Kamis, 17 Maret 2011

TOKOH SUFI


Mengenal Beberapa Tokoh Sufi (1)

 
1.      Hasan al-Bashri

a.      Riwayat Hidup Hasan al-Bashri
Hasan al-Bashri adalah seorang zahid yang sangat masyhur di kalangan tabi’in. Beliau mempunyai nama lengkap Abu Said al-Hasan bin Yasar, lahir di Madinah pada tahun 632 M/21 H dan wafat pada tahun 728 M/110 H.
Beliau menghafal Al-Qur’an pada usia 12 tahun, dan tidaklah beliau berpindah dari satu surat ke surat yang lainnya kecuali setelah mengetahui tafsir dan sebab turunnya surat tersebut. Beliau tidak mengurus satu dirham pun dalam perdagangan, bukan pula sebagai sekutu seorang penguasa. Tidaklah beliau memerintahkan sesuatu sehingga telah dilaksanakan dan tidak pula melarang dari sesuatu sampai telah meninggalkannya.

Abu Burdah bin Abi Musa Al-Asy’ari berkata:”Aku belum pernah meliahat seseorang yang menyerupai para shahabat Muhammad shalallahu ‘alaihi wa sallam selain beliau (Al-Hasan).”[1]
b.      Pemikiran Tasawuf Hasan al-Bashri
Tasawuf Hasan al-Bashri didasari oleh rasa takut siksa Tuhan di dalam neraka. Akan tetapi bukan karena siksaanlah Hasan al-Bashri takut, melainkan kebesaran jiwanya akan kekurangan dan kelalaian dirinyalah yang mendasari tasawufnya itu sehingga dengan perasaan takutnya itu seakan-akan neraka diciptakan hanya untuknya.[2]
Orang yang beriman menurut Hasan al-Bashri adalah orang yang mengetahui apa yang dikatakan oleh Allah sehingga itulah yang ia katakan demikian pula orang yang beriman adalah orang yang paling baik amalannya dan paling takut kepada Allah dan sekalipun ia menafkahkan hartanya setinggi gunung, ia seakan-akan tidak dapat melihatnya.[3]
Di antara ajaran tasawuf Hasan al-Bashri dan senantiasa menjadi buah bibir kaum sufi adalah:
Anak Adam
Dirimu, diriku !

========

Latihan:
Ringkaslah teks tentang Hasan al-Bashri dalam dua kalimat. Materi berikut tidak diperlukan sama sekali untuk mengerjakan latihan.

Baris Data:
========

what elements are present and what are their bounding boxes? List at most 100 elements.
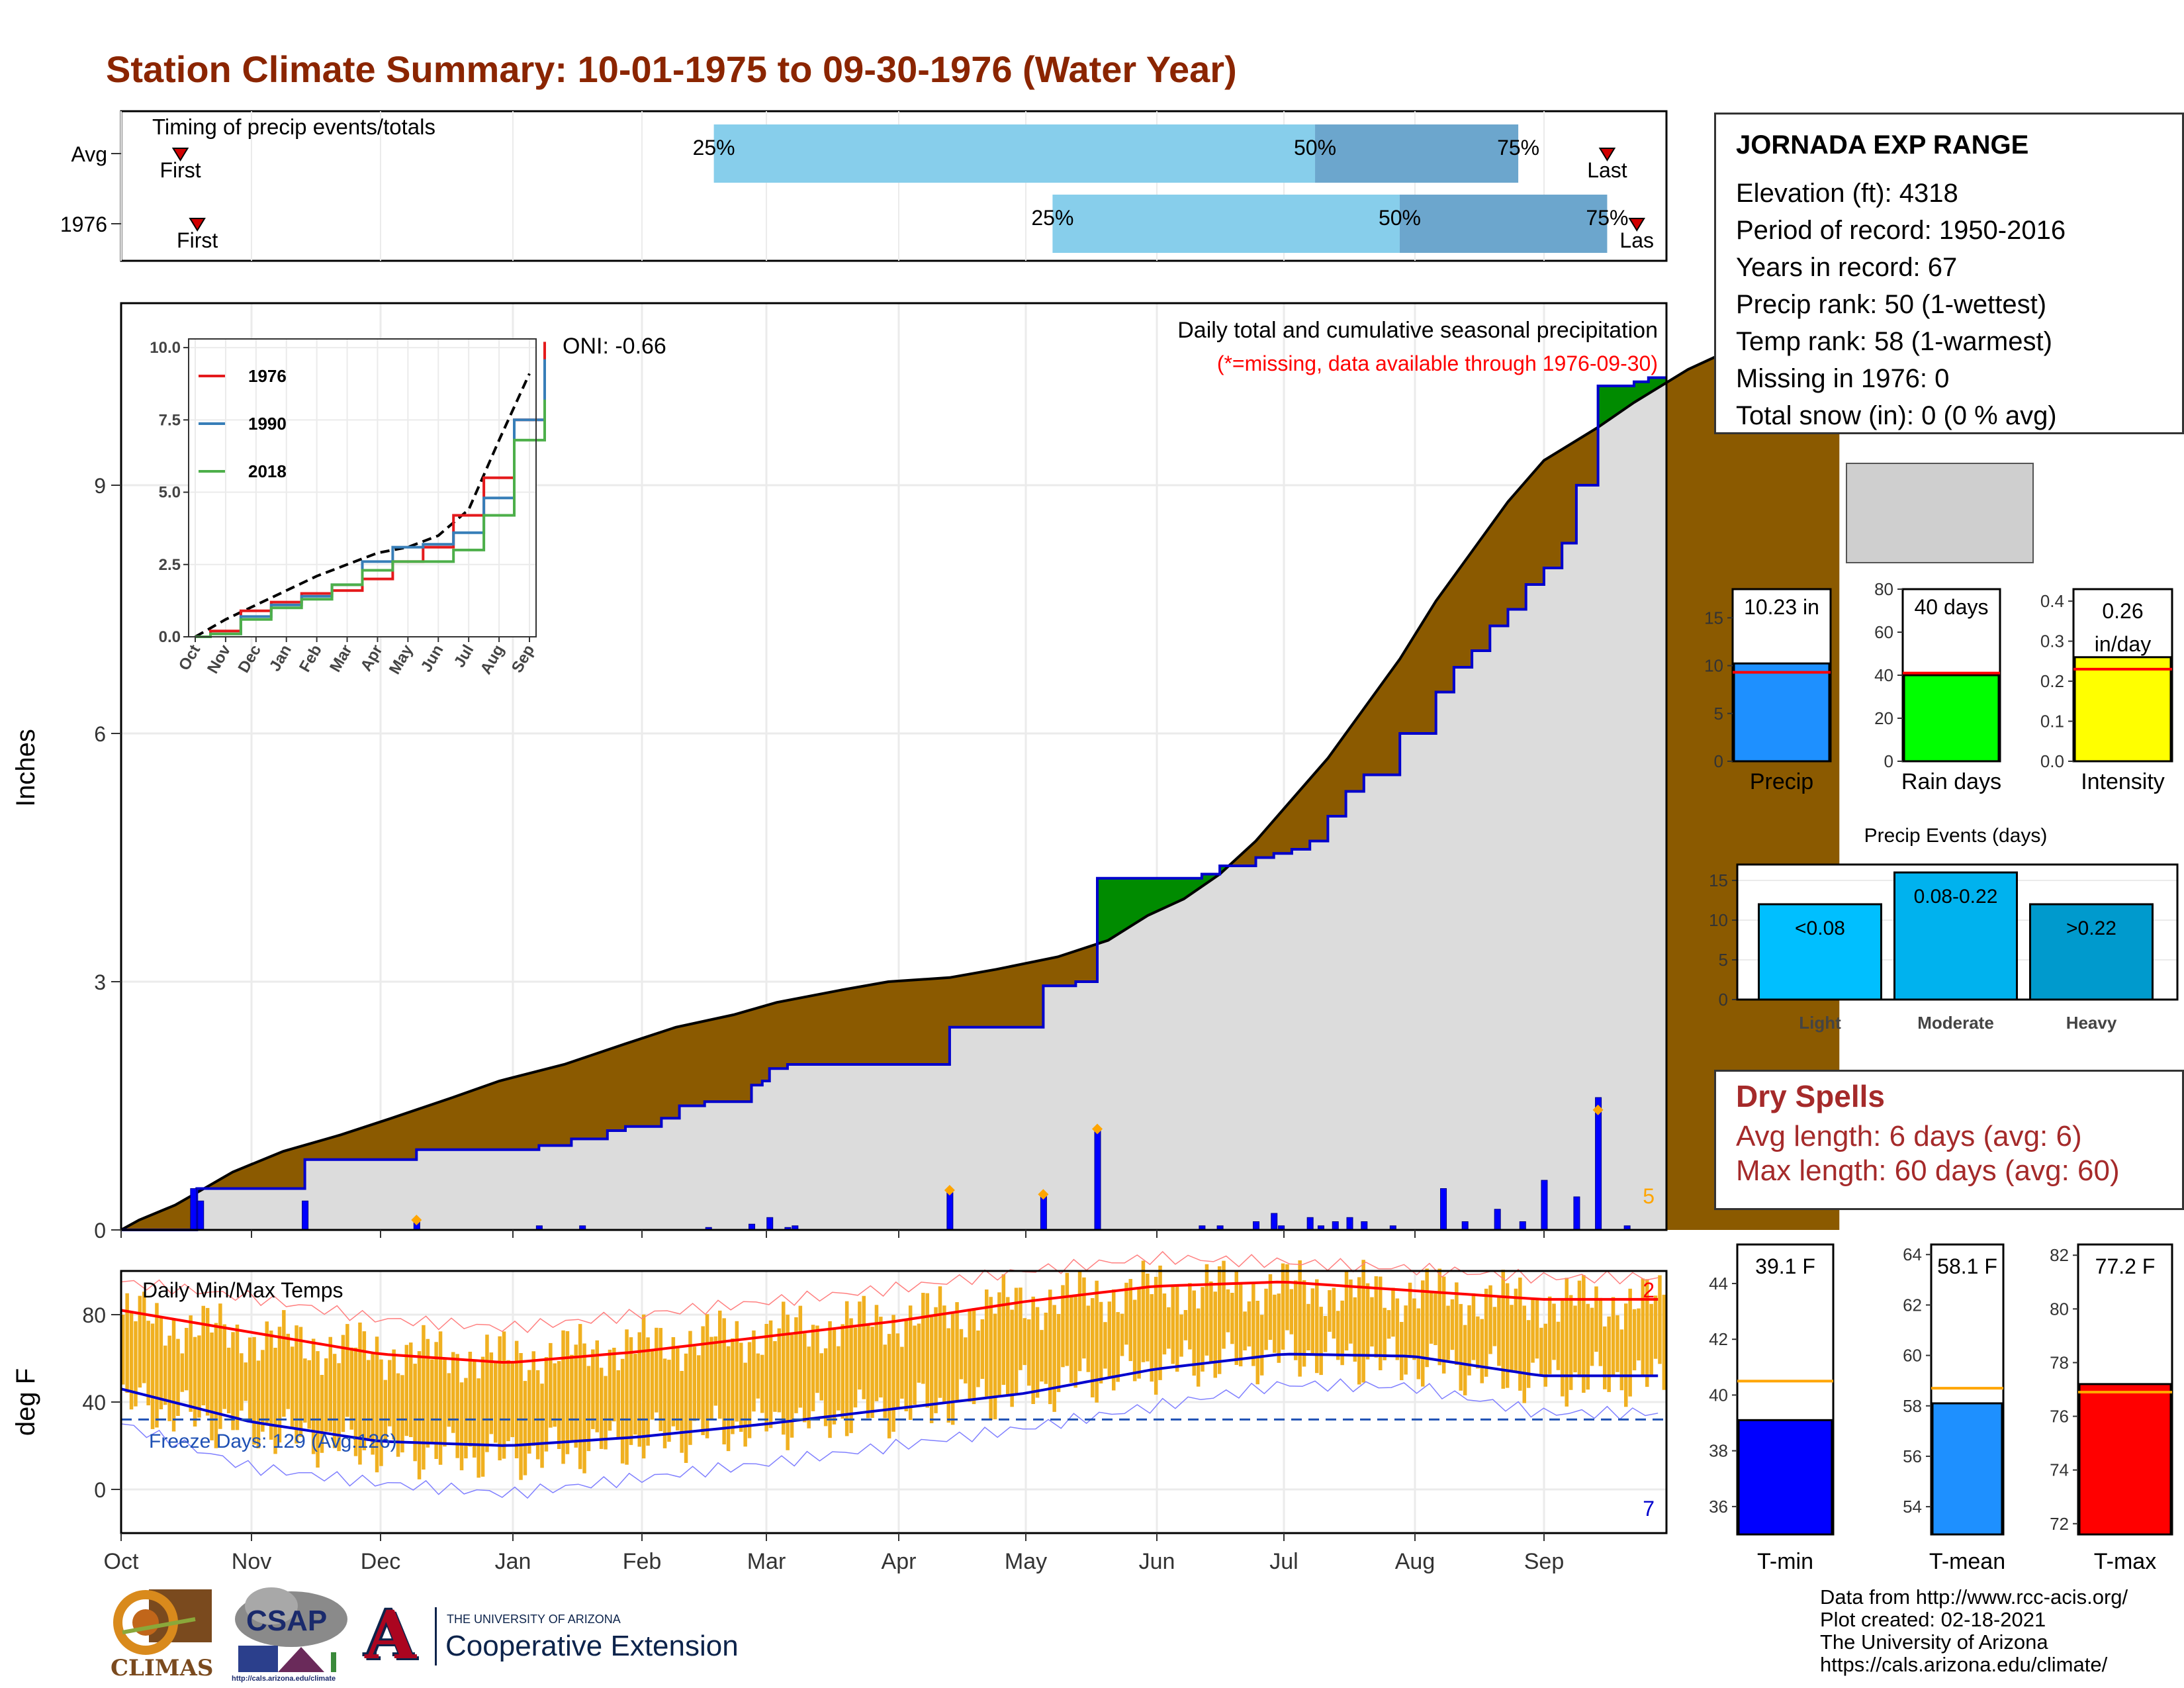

========

Jawaban Latihan:
Hasan al-Bashri, yang bernama lengkap Abu Said al-Hasan bin Yasar, adalah zahid masyhur di kalangan tabi'in yang lahir di Madinah pada tahun 632 M/21 H, wafat pada tahun 728 M/110 H, dan menghafal Al-Qur'an pada usia 12 tahun. Tasawufnya didasari rasa takut akan siksa Tuhan di neraka yang bersumber dari kesadaran akan kekurangan dan kelalaian dirinya, dan menurutnya orang beriman adalah orang yang paling baik amalannya dan paling takut kepada Allah.